» **OBJECTIVE**: Lines containing the word "text" are to be located and copied.

» **DATA EXTRACT**:
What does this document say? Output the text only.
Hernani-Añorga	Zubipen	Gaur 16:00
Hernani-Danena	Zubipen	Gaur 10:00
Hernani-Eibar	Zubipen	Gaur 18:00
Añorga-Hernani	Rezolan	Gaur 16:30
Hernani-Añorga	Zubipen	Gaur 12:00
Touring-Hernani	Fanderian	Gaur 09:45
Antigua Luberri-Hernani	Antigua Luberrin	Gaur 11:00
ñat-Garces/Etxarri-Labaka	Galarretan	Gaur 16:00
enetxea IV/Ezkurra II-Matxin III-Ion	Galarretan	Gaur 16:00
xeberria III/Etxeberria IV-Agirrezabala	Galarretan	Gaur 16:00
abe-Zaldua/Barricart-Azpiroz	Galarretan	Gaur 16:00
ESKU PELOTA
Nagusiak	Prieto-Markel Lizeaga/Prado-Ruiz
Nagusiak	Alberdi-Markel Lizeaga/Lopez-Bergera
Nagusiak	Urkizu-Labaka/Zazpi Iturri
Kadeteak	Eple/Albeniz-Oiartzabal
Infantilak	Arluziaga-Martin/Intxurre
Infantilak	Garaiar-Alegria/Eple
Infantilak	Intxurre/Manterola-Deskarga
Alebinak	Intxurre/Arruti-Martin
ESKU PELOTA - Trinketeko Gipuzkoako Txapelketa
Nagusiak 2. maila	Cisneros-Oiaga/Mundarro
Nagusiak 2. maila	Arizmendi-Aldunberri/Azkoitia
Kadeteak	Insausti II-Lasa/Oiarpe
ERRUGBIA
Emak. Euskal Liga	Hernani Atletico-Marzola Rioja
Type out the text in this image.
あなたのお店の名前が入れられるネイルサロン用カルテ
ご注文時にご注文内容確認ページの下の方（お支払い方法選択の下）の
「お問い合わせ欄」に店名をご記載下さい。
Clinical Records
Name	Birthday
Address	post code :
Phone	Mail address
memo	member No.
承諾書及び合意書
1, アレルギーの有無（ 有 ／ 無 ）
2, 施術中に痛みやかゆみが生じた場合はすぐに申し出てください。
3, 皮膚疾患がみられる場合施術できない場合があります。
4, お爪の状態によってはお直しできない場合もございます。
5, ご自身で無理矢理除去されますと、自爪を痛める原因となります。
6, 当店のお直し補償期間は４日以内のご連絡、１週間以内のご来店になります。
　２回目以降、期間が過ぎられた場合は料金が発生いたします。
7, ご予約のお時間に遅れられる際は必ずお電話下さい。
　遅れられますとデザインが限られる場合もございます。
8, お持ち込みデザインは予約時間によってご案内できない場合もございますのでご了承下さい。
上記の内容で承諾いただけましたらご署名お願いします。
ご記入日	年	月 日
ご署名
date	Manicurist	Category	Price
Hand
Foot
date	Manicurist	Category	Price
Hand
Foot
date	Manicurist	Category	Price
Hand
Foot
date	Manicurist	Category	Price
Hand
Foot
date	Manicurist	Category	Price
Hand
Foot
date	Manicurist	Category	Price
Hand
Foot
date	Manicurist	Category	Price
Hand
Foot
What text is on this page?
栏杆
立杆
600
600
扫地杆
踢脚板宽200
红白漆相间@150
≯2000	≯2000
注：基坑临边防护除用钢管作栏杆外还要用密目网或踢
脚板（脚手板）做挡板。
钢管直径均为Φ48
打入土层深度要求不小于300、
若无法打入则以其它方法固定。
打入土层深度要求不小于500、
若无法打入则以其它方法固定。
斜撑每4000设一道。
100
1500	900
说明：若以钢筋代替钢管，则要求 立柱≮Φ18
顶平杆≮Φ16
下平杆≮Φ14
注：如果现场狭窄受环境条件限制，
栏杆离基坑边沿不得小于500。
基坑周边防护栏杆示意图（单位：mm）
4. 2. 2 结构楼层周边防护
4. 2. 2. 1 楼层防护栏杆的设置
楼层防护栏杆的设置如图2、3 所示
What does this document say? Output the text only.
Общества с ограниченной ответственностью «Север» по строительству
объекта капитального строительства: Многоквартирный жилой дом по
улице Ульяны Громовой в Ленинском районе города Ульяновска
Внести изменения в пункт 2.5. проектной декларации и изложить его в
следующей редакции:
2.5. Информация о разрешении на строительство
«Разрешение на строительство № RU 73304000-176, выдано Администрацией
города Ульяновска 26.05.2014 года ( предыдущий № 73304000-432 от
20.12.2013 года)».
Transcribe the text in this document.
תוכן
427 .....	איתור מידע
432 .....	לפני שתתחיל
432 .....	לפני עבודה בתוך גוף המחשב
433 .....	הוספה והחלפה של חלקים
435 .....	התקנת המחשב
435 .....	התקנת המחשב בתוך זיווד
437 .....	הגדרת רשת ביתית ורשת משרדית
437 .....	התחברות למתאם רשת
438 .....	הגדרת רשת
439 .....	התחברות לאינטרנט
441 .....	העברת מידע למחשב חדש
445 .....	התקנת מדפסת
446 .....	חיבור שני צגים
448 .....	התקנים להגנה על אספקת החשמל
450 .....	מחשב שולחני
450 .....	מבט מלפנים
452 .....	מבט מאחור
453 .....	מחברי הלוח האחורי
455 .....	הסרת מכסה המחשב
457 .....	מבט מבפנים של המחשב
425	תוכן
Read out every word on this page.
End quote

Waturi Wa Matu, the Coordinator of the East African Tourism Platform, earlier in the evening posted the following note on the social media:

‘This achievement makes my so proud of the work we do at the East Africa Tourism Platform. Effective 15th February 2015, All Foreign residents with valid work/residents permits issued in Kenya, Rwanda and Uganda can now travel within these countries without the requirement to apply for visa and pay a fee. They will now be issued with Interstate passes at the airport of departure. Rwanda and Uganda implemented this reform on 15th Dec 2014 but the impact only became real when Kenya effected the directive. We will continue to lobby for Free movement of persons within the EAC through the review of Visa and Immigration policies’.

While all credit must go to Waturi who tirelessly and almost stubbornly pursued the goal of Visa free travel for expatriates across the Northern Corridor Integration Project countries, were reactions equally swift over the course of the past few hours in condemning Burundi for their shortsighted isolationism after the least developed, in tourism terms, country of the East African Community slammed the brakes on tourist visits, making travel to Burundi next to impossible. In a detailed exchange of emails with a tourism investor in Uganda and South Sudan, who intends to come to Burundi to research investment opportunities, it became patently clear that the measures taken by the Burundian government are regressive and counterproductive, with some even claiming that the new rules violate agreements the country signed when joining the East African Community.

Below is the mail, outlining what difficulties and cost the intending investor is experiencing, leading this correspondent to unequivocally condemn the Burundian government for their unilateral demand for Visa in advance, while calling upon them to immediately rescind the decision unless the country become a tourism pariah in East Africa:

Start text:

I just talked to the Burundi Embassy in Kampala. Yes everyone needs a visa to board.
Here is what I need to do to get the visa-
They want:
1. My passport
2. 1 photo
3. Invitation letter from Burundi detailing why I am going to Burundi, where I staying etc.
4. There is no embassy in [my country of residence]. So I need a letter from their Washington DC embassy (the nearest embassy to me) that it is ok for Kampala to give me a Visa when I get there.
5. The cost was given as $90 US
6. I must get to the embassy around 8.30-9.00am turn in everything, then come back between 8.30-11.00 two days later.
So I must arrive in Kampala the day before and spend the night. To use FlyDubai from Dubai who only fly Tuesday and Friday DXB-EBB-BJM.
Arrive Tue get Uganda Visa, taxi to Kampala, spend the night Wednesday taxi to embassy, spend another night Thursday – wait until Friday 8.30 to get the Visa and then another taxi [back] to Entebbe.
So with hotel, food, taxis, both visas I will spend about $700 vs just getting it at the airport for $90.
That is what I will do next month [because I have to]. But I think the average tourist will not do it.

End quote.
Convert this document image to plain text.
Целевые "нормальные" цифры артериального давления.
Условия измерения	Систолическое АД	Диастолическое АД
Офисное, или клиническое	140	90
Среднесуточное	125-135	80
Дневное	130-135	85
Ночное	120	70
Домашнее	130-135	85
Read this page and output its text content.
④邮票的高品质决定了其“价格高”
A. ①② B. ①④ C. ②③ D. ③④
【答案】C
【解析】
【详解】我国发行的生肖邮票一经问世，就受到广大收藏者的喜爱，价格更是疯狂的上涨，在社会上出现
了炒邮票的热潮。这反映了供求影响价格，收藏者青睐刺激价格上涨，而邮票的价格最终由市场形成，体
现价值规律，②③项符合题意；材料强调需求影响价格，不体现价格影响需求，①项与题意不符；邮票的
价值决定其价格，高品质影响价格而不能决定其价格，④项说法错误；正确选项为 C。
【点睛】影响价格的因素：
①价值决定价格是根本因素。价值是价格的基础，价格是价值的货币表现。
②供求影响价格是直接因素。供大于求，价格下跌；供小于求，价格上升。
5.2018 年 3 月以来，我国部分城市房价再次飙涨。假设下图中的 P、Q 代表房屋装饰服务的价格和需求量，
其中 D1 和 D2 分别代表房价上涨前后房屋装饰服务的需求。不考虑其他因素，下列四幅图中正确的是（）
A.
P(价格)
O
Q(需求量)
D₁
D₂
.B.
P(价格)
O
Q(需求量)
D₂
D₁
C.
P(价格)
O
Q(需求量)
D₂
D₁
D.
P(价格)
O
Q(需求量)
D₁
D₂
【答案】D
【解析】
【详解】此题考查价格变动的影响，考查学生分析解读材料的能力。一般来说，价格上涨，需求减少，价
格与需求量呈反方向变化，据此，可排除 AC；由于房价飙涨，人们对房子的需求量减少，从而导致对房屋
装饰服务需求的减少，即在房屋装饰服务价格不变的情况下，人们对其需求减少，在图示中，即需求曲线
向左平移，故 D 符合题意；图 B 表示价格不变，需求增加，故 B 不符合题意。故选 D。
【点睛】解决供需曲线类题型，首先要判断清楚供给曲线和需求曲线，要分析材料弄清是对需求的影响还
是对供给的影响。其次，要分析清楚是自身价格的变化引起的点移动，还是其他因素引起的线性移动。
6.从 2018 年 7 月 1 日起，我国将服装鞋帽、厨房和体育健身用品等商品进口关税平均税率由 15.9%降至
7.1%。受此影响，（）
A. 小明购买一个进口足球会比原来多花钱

» **OUTPUT FOR THIS TASK**:
What does this document say? Output the text only.
Type out the text in this image.
What text is on this page?
What does this document say? Output the text only.
Transcribe the text in this document.
Start text:
Convert this document image to plain text.
Read this page and output its text content.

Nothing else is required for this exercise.